*Records to process*:
----------

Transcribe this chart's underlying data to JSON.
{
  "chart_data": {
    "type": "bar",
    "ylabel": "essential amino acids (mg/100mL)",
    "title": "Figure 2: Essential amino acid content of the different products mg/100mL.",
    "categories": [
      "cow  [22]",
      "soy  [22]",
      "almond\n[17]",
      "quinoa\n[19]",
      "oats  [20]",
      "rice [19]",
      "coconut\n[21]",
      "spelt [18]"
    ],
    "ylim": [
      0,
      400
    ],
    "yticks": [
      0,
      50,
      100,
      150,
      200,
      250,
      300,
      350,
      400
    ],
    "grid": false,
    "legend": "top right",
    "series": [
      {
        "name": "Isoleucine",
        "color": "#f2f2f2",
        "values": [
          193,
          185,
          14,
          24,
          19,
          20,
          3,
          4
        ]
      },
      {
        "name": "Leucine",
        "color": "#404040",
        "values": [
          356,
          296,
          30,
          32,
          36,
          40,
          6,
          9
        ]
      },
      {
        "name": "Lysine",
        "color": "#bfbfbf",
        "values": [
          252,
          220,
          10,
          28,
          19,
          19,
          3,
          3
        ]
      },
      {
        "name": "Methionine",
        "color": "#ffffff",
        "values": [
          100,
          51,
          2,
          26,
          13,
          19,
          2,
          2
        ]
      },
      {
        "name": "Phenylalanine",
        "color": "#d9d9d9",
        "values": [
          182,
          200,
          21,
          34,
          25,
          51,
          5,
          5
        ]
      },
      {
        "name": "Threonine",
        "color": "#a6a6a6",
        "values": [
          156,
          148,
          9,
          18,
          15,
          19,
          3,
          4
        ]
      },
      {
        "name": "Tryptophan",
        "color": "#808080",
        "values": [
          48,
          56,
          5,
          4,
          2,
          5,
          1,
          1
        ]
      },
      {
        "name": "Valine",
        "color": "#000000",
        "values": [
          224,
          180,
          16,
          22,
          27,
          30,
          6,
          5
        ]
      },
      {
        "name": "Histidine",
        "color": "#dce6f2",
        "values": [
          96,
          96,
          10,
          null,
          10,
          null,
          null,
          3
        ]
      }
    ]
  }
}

----------

*Task objective*: Restate each record word for word.

*Exercise solution*:
Transcribe this chart's underlying data to JSON.
{
  "chart_data": {
    "type": "bar",
    "ylabel": "essential amino acids (mg/100mL)",
    "title": "Figure 2: Essential amino acid content of the different products mg/100mL.",
    "categories": [
      "cow  [22]",
      "soy  [22]",
      "almond\n[17]",
      "quinoa\n[19]",
      "oats  [20]",
      "rice [19]",
      "coconut\n[21]",
      "spelt [18]"
    ],
    "ylim": [
      0,
      400
    ],
    "yticks": [
      0,
      50,
      100,
      150,
      200,
      250,
      300,
      350,
      400
    ],
    "grid": false,
    "legend": "top right",
    "series": [
      {
        "name": "Isoleucine",
        "color": "#f2f2f2",
        "values": [
          193,
          185,
          14,
          24,
          19,
          20,
          3,
          4
        ]
      },
      {
        "name": "Leucine",
        "color": "#404040",
        "values": [
          356,
          296,
          30,
          32,
          36,
          40,
          6,
          9
        ]
      },
      {
        "name": "Lysine",
        "color": "#bfbfbf",
        "values": [
          252,
          220,
          10,
          28,
          19,
          19,
          3,
          3
        ]
      },
      {
        "name": "Methionine",
        "color": "#ffffff",
        "values": [
          100,
          51,
          2,
          26,
          13,
          19,
          2,
          2
        ]
      },
      {
        "name": "Phenylalanine",
        "color": "#d9d9d9",
        "values": [
          182,
          200,
          21,
          34,
          25,
          51,
          5,
          5
        ]
      },
      {
        "name": "Threonine",
        "color": "#a6a6a6",
        "values": [
          156,
          148,
          9,
          18,
          15,
          19,
          3,
          4
        ]
      },
      {
        "name": "Tryptophan",
        "color": "#808080",
        "values": [
          48,
          56,
          5,
          4,
          2,
          5,
          1,
          1
        ]
      },
      {
        "name": "Valine",
        "color": "#000000",
        "values": [
          224,
          180,
          16,
          22,
          27,
          30,
          6,
          5
        ]
      },
      {
        "name": "Histidine",
        "color": "#dce6f2",
        "values": [
          96,
          96,
          10,
          null,
          10,
          null,
          null,
          3
        ]
      }
    ]
  }
}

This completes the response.